(Entries with figure data)
::::::::

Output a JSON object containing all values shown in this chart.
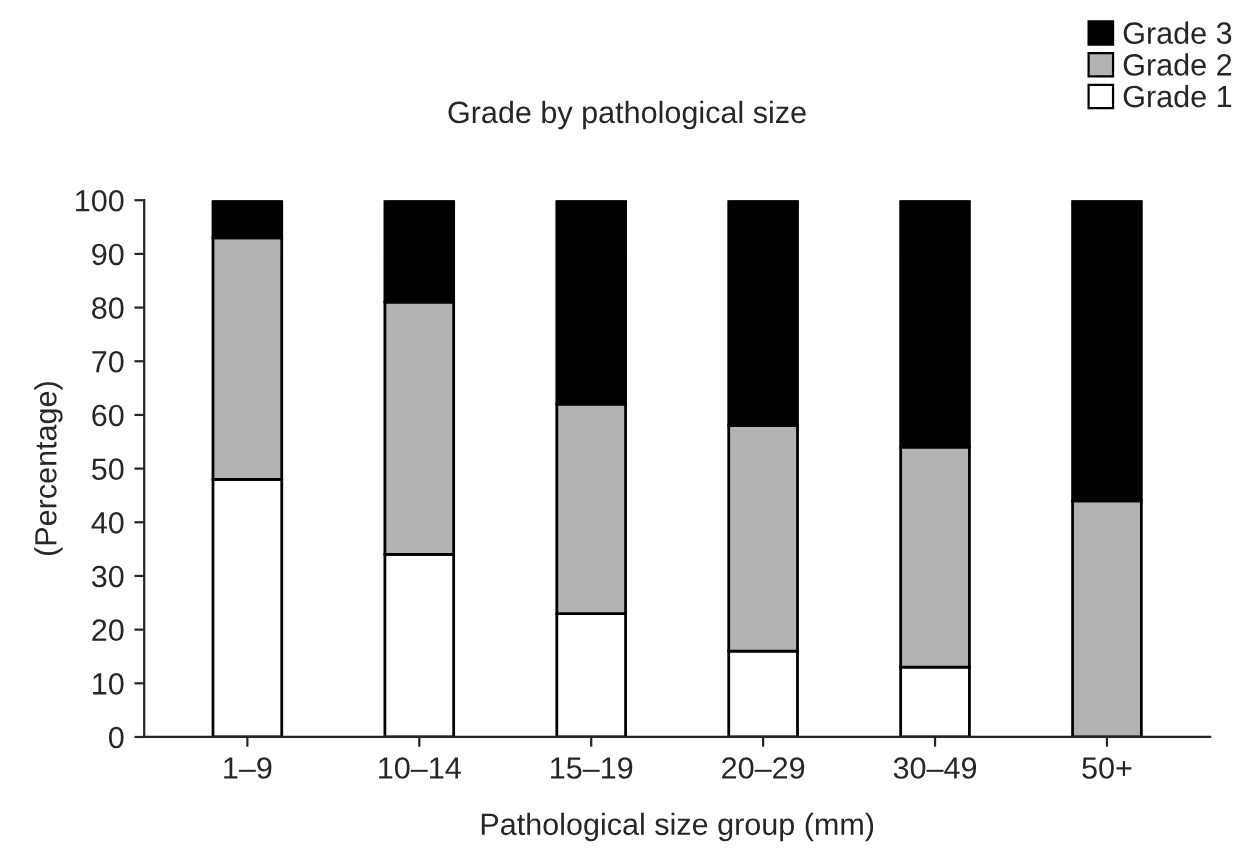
{
  "chart_data": {
    "type": "bar",
    "title": "Grade by pathological size",
    "xlabel": "Pathological size group (mm)",
    "ylabel": "(Percentage)",
    "categories": [
      "1–9",
      "10–14",
      "15–19",
      "20–29",
      "30–49",
      "50+"
    ],
    "stacked": true,
    "series": [
      {
        "name": "Grade 1",
        "color": "#ffffff",
        "values": [
          48,
          34,
          23,
          16,
          13,
          0
        ]
      },
      {
        "name": "Grade 2",
        "color": "#b3b3b3",
        "values": [
          45,
          47,
          39,
          42,
          41,
          44
        ]
      },
      {
        "name": "Grade 3",
        "color": "#000000",
        "values": [
          7,
          19,
          38,
          42,
          46,
          56
        ]
      }
    ],
    "ylim": [
      0,
      100
    ],
    "yticks": [
      0,
      10,
      20,
      30,
      40,
      50,
      60,
      70,
      80,
      90,
      100
    ],
    "grid": false,
    "legend": "top right"
  }
}
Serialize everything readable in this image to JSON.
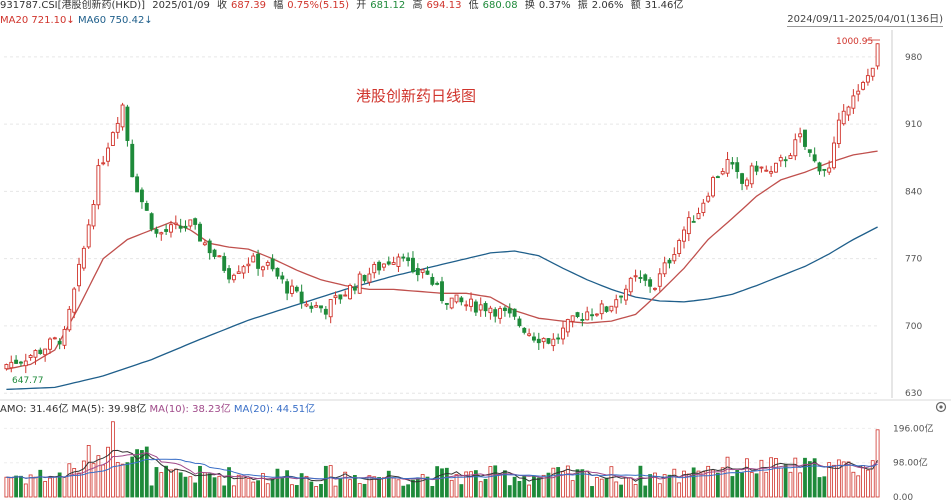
{
  "header": {
    "code": "931787.CSI[港股创新药(HKD)]",
    "date": "2025/01/09",
    "close_label": "收",
    "close": "687.39",
    "change_label": "幅",
    "change": "0.75%(5.15)",
    "open_label": "开",
    "open": "681.12",
    "high_label": "高",
    "high": "694.13",
    "low_label": "低",
    "low": "680.08",
    "turnover_label": "换",
    "turnover": "0.37%",
    "amp_label": "振",
    "amp": "2.06%",
    "amount_label": "额",
    "amount": "31.46亿"
  },
  "ma_legend": {
    "ma20": "MA20  721.10↓",
    "ma60": "MA60  750.42↓"
  },
  "range_label": "2024/09/11-2025/04/01(136日)",
  "vol_legend": {
    "amo": "AMO: 31.46亿",
    "ma5": "MA(5): 39.98亿",
    "ma10": "MA(10): 38.23亿",
    "ma20": "MA(20): 44.51亿"
  },
  "colors": {
    "up": "#d0342c",
    "down": "#1e8a3a",
    "ma20": "#c0504d",
    "ma60": "#1f5f8b",
    "vol_ma5": "#333333",
    "vol_ma10": "#a04a8a",
    "vol_ma20": "#3a6fc7"
  },
  "chart_data": {
    "type": "candlestick",
    "title": "港股创新药日线图",
    "y_ticks": [
      630,
      700,
      770,
      840,
      910,
      980
    ],
    "ylim": [
      625,
      1008
    ],
    "vol_ticks": [
      "196.00亿",
      "98.00亿",
      "0.00"
    ],
    "vol_ylim": [
      0,
      220
    ],
    "max_label": "1000.95",
    "min_label": "647.77",
    "ma20_points": [
      [
        0,
        655
      ],
      [
        5,
        660
      ],
      [
        10,
        675
      ],
      [
        15,
        720
      ],
      [
        20,
        770
      ],
      [
        25,
        790
      ],
      [
        30,
        800
      ],
      [
        34,
        808
      ],
      [
        38,
        800
      ],
      [
        42,
        786
      ],
      [
        46,
        782
      ],
      [
        50,
        780
      ],
      [
        55,
        770
      ],
      [
        60,
        758
      ],
      [
        65,
        748
      ],
      [
        70,
        742
      ],
      [
        75,
        738
      ],
      [
        80,
        738
      ],
      [
        85,
        736
      ],
      [
        90,
        734
      ],
      [
        95,
        734
      ],
      [
        100,
        730
      ],
      [
        105,
        716
      ],
      [
        110,
        708
      ],
      [
        115,
        705
      ],
      [
        120,
        703
      ],
      [
        125,
        705
      ],
      [
        130,
        712
      ],
      [
        135,
        735
      ],
      [
        140,
        760
      ],
      [
        145,
        790
      ],
      [
        150,
        812
      ],
      [
        155,
        835
      ],
      [
        160,
        852
      ],
      [
        165,
        860
      ],
      [
        170,
        870
      ],
      [
        175,
        878
      ],
      [
        180,
        882
      ]
    ],
    "ma60_points": [
      [
        0,
        634
      ],
      [
        10,
        636
      ],
      [
        20,
        648
      ],
      [
        30,
        665
      ],
      [
        40,
        686
      ],
      [
        50,
        706
      ],
      [
        60,
        722
      ],
      [
        70,
        738
      ],
      [
        80,
        752
      ],
      [
        90,
        764
      ],
      [
        100,
        776
      ],
      [
        105,
        778
      ],
      [
        110,
        773
      ],
      [
        115,
        760
      ],
      [
        120,
        748
      ],
      [
        125,
        738
      ],
      [
        130,
        730
      ],
      [
        135,
        726
      ],
      [
        140,
        725
      ],
      [
        145,
        728
      ],
      [
        150,
        733
      ],
      [
        155,
        742
      ],
      [
        160,
        752
      ],
      [
        165,
        762
      ],
      [
        170,
        775
      ],
      [
        175,
        790
      ],
      [
        180,
        803
      ]
    ]
  }
}
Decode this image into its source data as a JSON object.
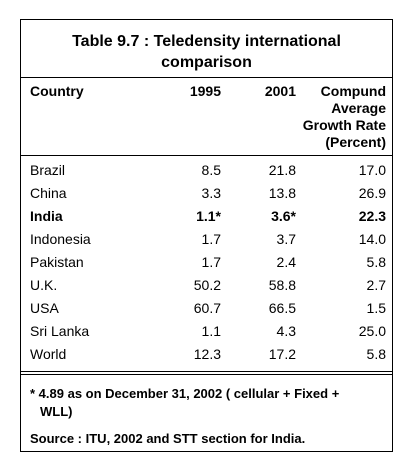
{
  "table": {
    "title_line1": "Table 9.7 : Teledensity international",
    "title_line2": "comparison",
    "headers": {
      "country": "Country",
      "y1995": "1995",
      "y2001": "2001",
      "growth": [
        "Compund",
        "Average",
        "Growth Rate",
        "(Percent)"
      ]
    },
    "rows": [
      {
        "country": "Brazil",
        "y1995": "8.5",
        "y2001": "21.8",
        "growth": "17.0",
        "bold": false
      },
      {
        "country": "China",
        "y1995": "3.3",
        "y2001": "13.8",
        "growth": "26.9",
        "bold": false
      },
      {
        "country": "India",
        "y1995": "1.1*",
        "y2001": "3.6*",
        "growth": "22.3",
        "bold": true
      },
      {
        "country": "Indonesia",
        "y1995": "1.7",
        "y2001": "3.7",
        "growth": "14.0",
        "bold": false
      },
      {
        "country": "Pakistan",
        "y1995": "1.7",
        "y2001": "2.4",
        "growth": "5.8",
        "bold": false
      },
      {
        "country": "U.K.",
        "y1995": "50.2",
        "y2001": "58.8",
        "growth": "2.7",
        "bold": false
      },
      {
        "country": "USA",
        "y1995": "60.7",
        "y2001": "66.5",
        "growth": "1.5",
        "bold": false
      },
      {
        "country": "Sri Lanka",
        "y1995": "1.1",
        "y2001": "4.3",
        "growth": "25.0",
        "bold": false
      },
      {
        "country": "World",
        "y1995": "12.3",
        "y2001": "17.2",
        "growth": "5.8",
        "bold": false
      }
    ],
    "footnote_line1": "* 4.89 as on December 31, 2002 ( cellular + Fixed +",
    "footnote_line2": "WLL)",
    "source": "Source : ITU, 2002 and STT section for India."
  }
}
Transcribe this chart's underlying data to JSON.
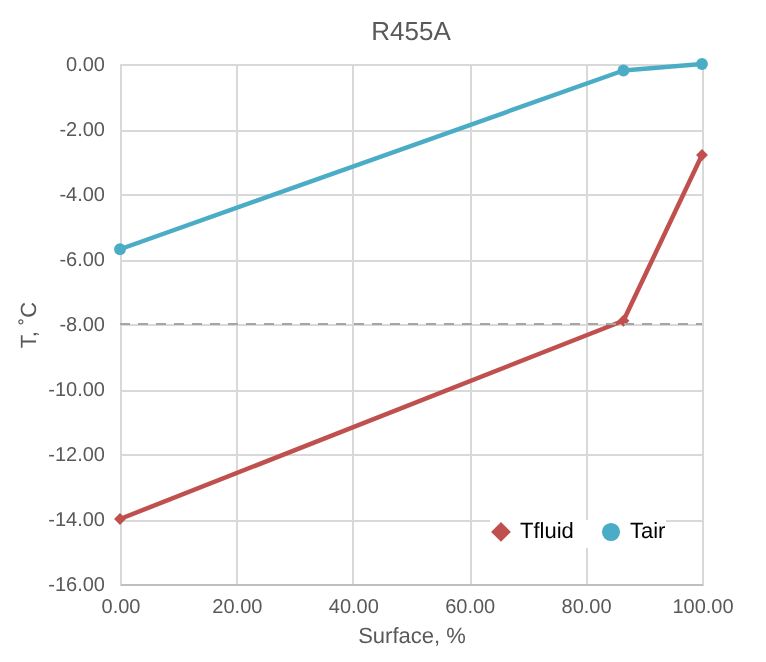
{
  "chart_data": {
    "type": "line",
    "title": "R455A",
    "xlabel": "Surface, %",
    "ylabel": "T, ˚C",
    "x": [
      0,
      86.5,
      100
    ],
    "series": [
      {
        "name": "Tfluid",
        "color": "#c0504d",
        "marker": "diamond",
        "values": [
          -14,
          -7.9,
          -2.8
        ]
      },
      {
        "name": "Tair",
        "color": "#4bacc6",
        "marker": "circle",
        "values": [
          -5.7,
          -0.2,
          0
        ]
      }
    ],
    "xlim": [
      0,
      100
    ],
    "xticks": [
      {
        "value": 0,
        "label": "0.00"
      },
      {
        "value": 20,
        "label": "20.00"
      },
      {
        "value": 40,
        "label": "40.00"
      },
      {
        "value": 60,
        "label": "60.00"
      },
      {
        "value": 80,
        "label": "80.00"
      },
      {
        "value": 100,
        "label": "100.00"
      }
    ],
    "ylim": [
      -16,
      0
    ],
    "yticks": [
      {
        "value": -16,
        "label": "-16.00"
      },
      {
        "value": -14,
        "label": "-14.00"
      },
      {
        "value": -12,
        "label": "-12.00"
      },
      {
        "value": -10,
        "label": "-10.00"
      },
      {
        "value": -8,
        "label": "-8.00"
      },
      {
        "value": -6,
        "label": "-6.00"
      },
      {
        "value": -4,
        "label": "-4.00"
      },
      {
        "value": -2,
        "label": "-2.00"
      },
      {
        "value": 0,
        "label": "0.00"
      }
    ],
    "ref_lines": [
      {
        "axis": "y",
        "value": -8,
        "color": "#a6a6a6",
        "line_style": "dashed"
      }
    ],
    "grid": true,
    "legend": "bottom right",
    "line_style": "solid"
  }
}
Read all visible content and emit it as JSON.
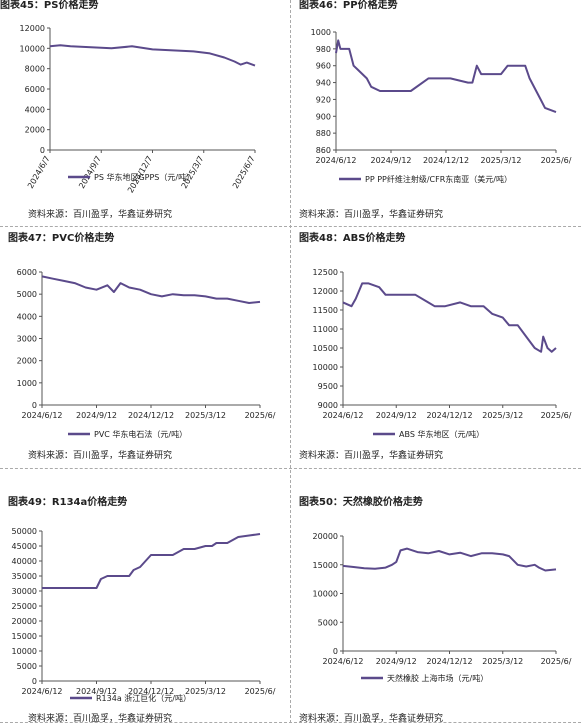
{
  "accent": "#5b4a8b",
  "source_text": "资料来源：百川盈孚，华鑫证券研究",
  "chart_data": [
    {
      "type": "line",
      "title": "图表45：PS价格走势",
      "categories": [
        "2024/6/7",
        "2024/9/7",
        "2024/12/7",
        "2025/3/7",
        "2025/6/7"
      ],
      "ylim": [
        0,
        12000
      ],
      "yticks": [
        0,
        2000,
        4000,
        6000,
        8000,
        10000,
        12000
      ],
      "series": [
        {
          "name": "PS 华东地区GPPS（元/吨）",
          "x": [
            0,
            0.05,
            0.1,
            0.2,
            0.3,
            0.4,
            0.5,
            0.6,
            0.7,
            0.78,
            0.85,
            0.9,
            0.93,
            0.96,
            1.0
          ],
          "y": [
            10200,
            10300,
            10200,
            10100,
            10000,
            10200,
            9900,
            9800,
            9700,
            9500,
            9100,
            8700,
            8400,
            8600,
            8300
          ]
        }
      ]
    },
    {
      "type": "line",
      "title": "图表46：PP价格走势",
      "categories": [
        "2024/6/12",
        "2024/9/12",
        "2024/12/12",
        "2025/3/12",
        "2025/6/"
      ],
      "ylim": [
        860,
        1000
      ],
      "yticks": [
        860,
        880,
        900,
        920,
        940,
        960,
        980,
        1000
      ],
      "series": [
        {
          "name": "PP PP纤维注射级/CFR东南亚（美元/吨）",
          "x": [
            0,
            0.01,
            0.02,
            0.06,
            0.08,
            0.1,
            0.14,
            0.16,
            0.2,
            0.26,
            0.34,
            0.42,
            0.44,
            0.52,
            0.6,
            0.62,
            0.64,
            0.66,
            0.75,
            0.78,
            0.86,
            0.88,
            0.91,
            0.93,
            0.95,
            1.0
          ],
          "y": [
            975,
            990,
            980,
            980,
            960,
            955,
            945,
            935,
            930,
            930,
            930,
            945,
            945,
            945,
            940,
            940,
            960,
            950,
            950,
            960,
            960,
            945,
            930,
            920,
            910,
            905
          ]
        }
      ]
    },
    {
      "type": "line",
      "title": "图表47：PVC价格走势",
      "categories": [
        "2024/6/12",
        "2024/9/12",
        "2024/12/12",
        "2025/3/12",
        "2025/6/"
      ],
      "ylim": [
        0,
        6000
      ],
      "yticks": [
        0,
        1000,
        2000,
        3000,
        4000,
        5000,
        6000
      ],
      "series": [
        {
          "name": "PVC 华东电石法（元/吨）",
          "x": [
            0,
            0.05,
            0.1,
            0.15,
            0.2,
            0.25,
            0.3,
            0.33,
            0.36,
            0.4,
            0.45,
            0.5,
            0.55,
            0.6,
            0.65,
            0.7,
            0.75,
            0.8,
            0.85,
            0.9,
            0.95,
            1.0
          ],
          "y": [
            5800,
            5700,
            5600,
            5500,
            5300,
            5200,
            5400,
            5100,
            5500,
            5300,
            5200,
            5000,
            4900,
            5000,
            4950,
            4950,
            4900,
            4800,
            4800,
            4700,
            4600,
            4650
          ]
        }
      ]
    },
    {
      "type": "line",
      "title": "图表48：ABS价格走势",
      "categories": [
        "2024/6/12",
        "2024/9/12",
        "2024/12/12",
        "2025/3/12",
        "2025/6/"
      ],
      "ylim": [
        9000,
        12500
      ],
      "yticks": [
        9000,
        9500,
        10000,
        10500,
        11000,
        11500,
        12000,
        12500
      ],
      "series": [
        {
          "name": "ABS 华东地区（元/吨）",
          "x": [
            0,
            0.04,
            0.06,
            0.09,
            0.12,
            0.17,
            0.2,
            0.25,
            0.34,
            0.4,
            0.43,
            0.48,
            0.55,
            0.6,
            0.66,
            0.7,
            0.75,
            0.78,
            0.82,
            0.86,
            0.9,
            0.93,
            0.94,
            0.96,
            0.98,
            1.0
          ],
          "y": [
            11700,
            11600,
            11800,
            12200,
            12200,
            12100,
            11900,
            11900,
            11900,
            11700,
            11600,
            11600,
            11700,
            11600,
            11600,
            11400,
            11300,
            11100,
            11100,
            10800,
            10500,
            10400,
            10800,
            10500,
            10400,
            10500
          ]
        }
      ]
    },
    {
      "type": "line",
      "title": "图表49：R134a价格走势",
      "categories": [
        "2024/6/12",
        "2024/9/12",
        "2024/12/12",
        "2025/3/12",
        "2025/6/"
      ],
      "ylim": [
        0,
        50000
      ],
      "yticks": [
        0,
        5000,
        10000,
        15000,
        20000,
        25000,
        30000,
        35000,
        40000,
        45000,
        50000
      ],
      "series": [
        {
          "name": "R134a 浙江巨化（元/吨）",
          "x": [
            0,
            0.1,
            0.2,
            0.25,
            0.27,
            0.3,
            0.35,
            0.4,
            0.42,
            0.45,
            0.5,
            0.55,
            0.6,
            0.65,
            0.7,
            0.75,
            0.78,
            0.8,
            0.85,
            0.9,
            0.95,
            1.0
          ],
          "y": [
            31000,
            31000,
            31000,
            31000,
            34000,
            35000,
            35000,
            35000,
            37000,
            38000,
            42000,
            42000,
            42000,
            44000,
            44000,
            45000,
            45000,
            46000,
            46000,
            48000,
            48500,
            49000
          ]
        }
      ]
    },
    {
      "type": "line",
      "title": "图表50：天然橡胶价格走势",
      "categories": [
        "2024/6/12",
        "2024/9/12",
        "2024/12/12",
        "2025/3/12",
        "2025/6/"
      ],
      "ylim": [
        0,
        20000
      ],
      "yticks": [
        0,
        5000,
        10000,
        15000,
        20000
      ],
      "series": [
        {
          "name": "天然橡胶 上海市场（元/吨）",
          "x": [
            0,
            0.05,
            0.1,
            0.15,
            0.2,
            0.23,
            0.25,
            0.27,
            0.3,
            0.35,
            0.4,
            0.45,
            0.5,
            0.55,
            0.6,
            0.65,
            0.7,
            0.75,
            0.78,
            0.82,
            0.86,
            0.9,
            0.92,
            0.95,
            1.0
          ],
          "y": [
            14800,
            14600,
            14400,
            14300,
            14500,
            15000,
            15500,
            17500,
            17800,
            17200,
            17000,
            17400,
            16800,
            17100,
            16500,
            17000,
            17000,
            16800,
            16500,
            15000,
            14700,
            15000,
            14500,
            14000,
            14200
          ]
        }
      ]
    }
  ]
}
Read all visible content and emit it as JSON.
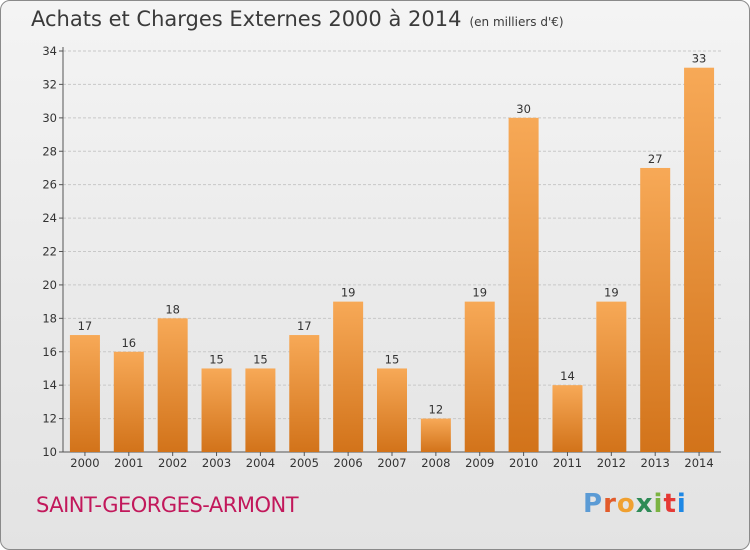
{
  "header": {
    "title": "Achats et Charges Externes 2000 à 2014",
    "subtitle": "(en milliers d'€)"
  },
  "footer": {
    "commune": "SAINT-GEORGES-ARMONT",
    "logo_text": "Proxiti"
  },
  "colors": {
    "bar_top": "#f7a957",
    "bar_bottom": "#d2731a",
    "commune_text": "#c2185b",
    "logo_letters": [
      "#5b9bd5",
      "#e25b2a",
      "#f0a030",
      "#2e8b57",
      "#7cb342",
      "#e53935",
      "#1e88e5"
    ]
  },
  "chart_data": {
    "type": "bar",
    "title": "Achats et Charges Externes 2000 à 2014",
    "subtitle": "(en milliers d'€)",
    "categories": [
      "2000",
      "2001",
      "2002",
      "2003",
      "2004",
      "2005",
      "2006",
      "2007",
      "2008",
      "2009",
      "2010",
      "2011",
      "2012",
      "2013",
      "2014"
    ],
    "values": [
      17,
      16,
      18,
      15,
      15,
      17,
      19,
      15,
      12,
      19,
      30,
      14,
      19,
      27,
      33
    ],
    "ylim": [
      10,
      34
    ],
    "yticks": [
      10,
      12,
      14,
      16,
      18,
      20,
      22,
      24,
      26,
      28,
      30,
      32,
      34
    ],
    "grid": true,
    "data_labels": true
  }
}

::::::::

- OBJECTIVE:
Which lines contain "India"? Copy each of them.

- THE OUTPUT:
        "country": "India",
    "source": "Source : ITU, 2002 and STT section for India."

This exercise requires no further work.